*Task directions*
Copy every line with the string "label" in it.

◇ ◇ ◇ ◇ ◇ ◇ ◇

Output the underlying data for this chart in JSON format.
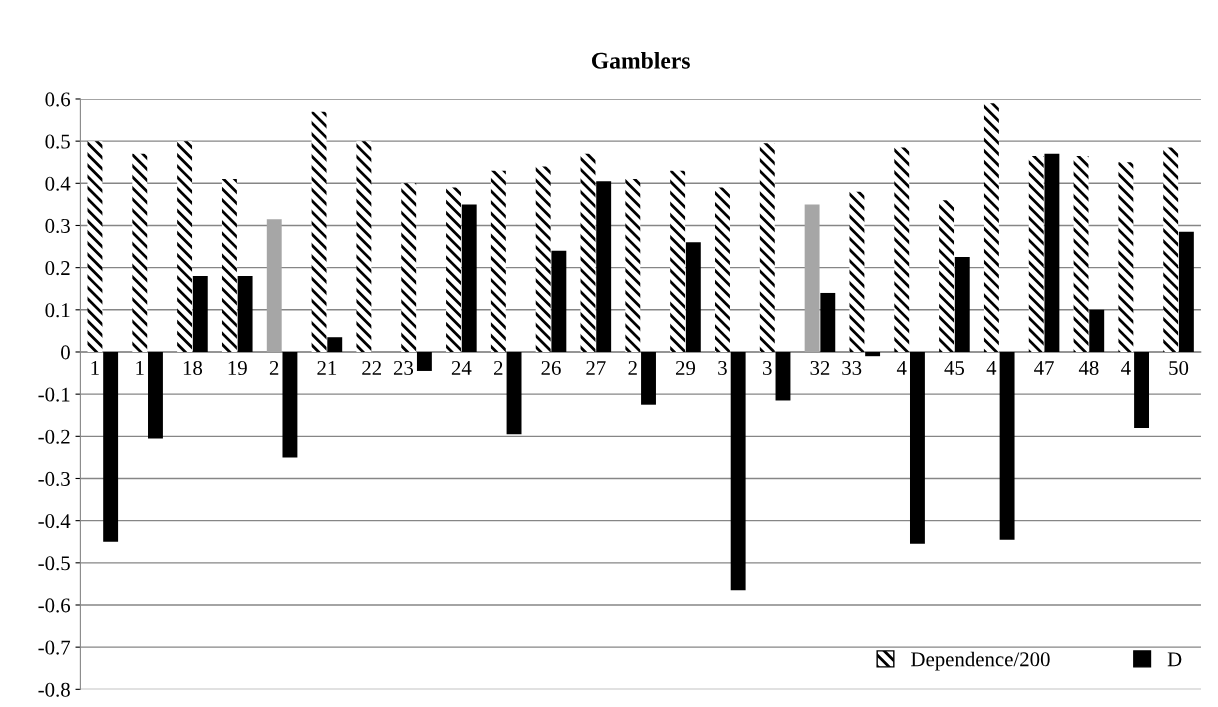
{
  "chart_data": {
    "type": "bar",
    "title": "Gamblers",
    "categories": [
      "1",
      "1",
      "18",
      "19",
      "2",
      "21",
      "22",
      "23",
      "24",
      "2",
      "26",
      "27",
      "2",
      "29",
      "3",
      "3",
      "32",
      "33",
      "4",
      "45",
      "4",
      "47",
      "48",
      "4",
      "50"
    ],
    "series": [
      {
        "name": "Dependence/200",
        "color": "#ffffff",
        "colors": [
          "#ffffff",
          "#ffffff",
          "#ffffff",
          "#ffffff",
          "#a6a6a6",
          "#ffffff",
          "#ffffff",
          "#ffffff",
          "#ffffff",
          "#ffffff",
          "#ffffff",
          "#ffffff",
          "#ffffff",
          "#ffffff",
          "#ffffff",
          "#ffffff",
          "#a6a6a6",
          "#ffffff",
          "#ffffff",
          "#ffffff",
          "#ffffff",
          "#ffffff",
          "#ffffff",
          "#ffffff",
          "#ffffff"
        ],
        "values": [
          0.5,
          0.47,
          0.5,
          0.41,
          0.315,
          0.57,
          0.5,
          0.4,
          0.39,
          0.43,
          0.44,
          0.47,
          0.41,
          0.43,
          0.39,
          0.495,
          0.35,
          0.38,
          0.485,
          0.36,
          0.59,
          0.465,
          0.465,
          0.45,
          0.485
        ]
      },
      {
        "name": "D",
        "color": "#000000",
        "values": [
          -0.45,
          -0.205,
          0.18,
          0.18,
          -0.25,
          0.035,
          null,
          -0.045,
          0.35,
          -0.195,
          0.24,
          0.405,
          -0.125,
          0.26,
          -0.565,
          -0.115,
          0.14,
          -0.01,
          -0.455,
          0.225,
          -0.445,
          0.47,
          0.1,
          -0.18,
          0.285
        ]
      }
    ],
    "ylim": [
      -0.8,
      0.6
    ],
    "yticks": [
      {
        "value": -0.8,
        "label": "-0.8"
      },
      {
        "value": -0.7,
        "label": "-0.7"
      },
      {
        "value": -0.6,
        "label": "-0.6"
      },
      {
        "value": -0.5,
        "label": "-0.5"
      },
      {
        "value": -0.4,
        "label": "-0.4"
      },
      {
        "value": -0.3,
        "label": "-0.3"
      },
      {
        "value": -0.2,
        "label": "-0.2"
      },
      {
        "value": -0.1,
        "label": "-0.1"
      },
      0,
      0.1,
      0.2,
      0.3,
      0.4,
      0.5,
      0.6
    ],
    "grid": "y",
    "legend": "bottom right"
  }
}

◇ ◇ ◇ ◇ ◇ ◇ ◇

*The response*
        "label": "-0.8"
        "label": "-0.7"
        "label": "-0.6"
        "label": "-0.5"
        "label": "-0.4"
        "label": "-0.3"
        "label": "-0.2"
        "label": "-0.1"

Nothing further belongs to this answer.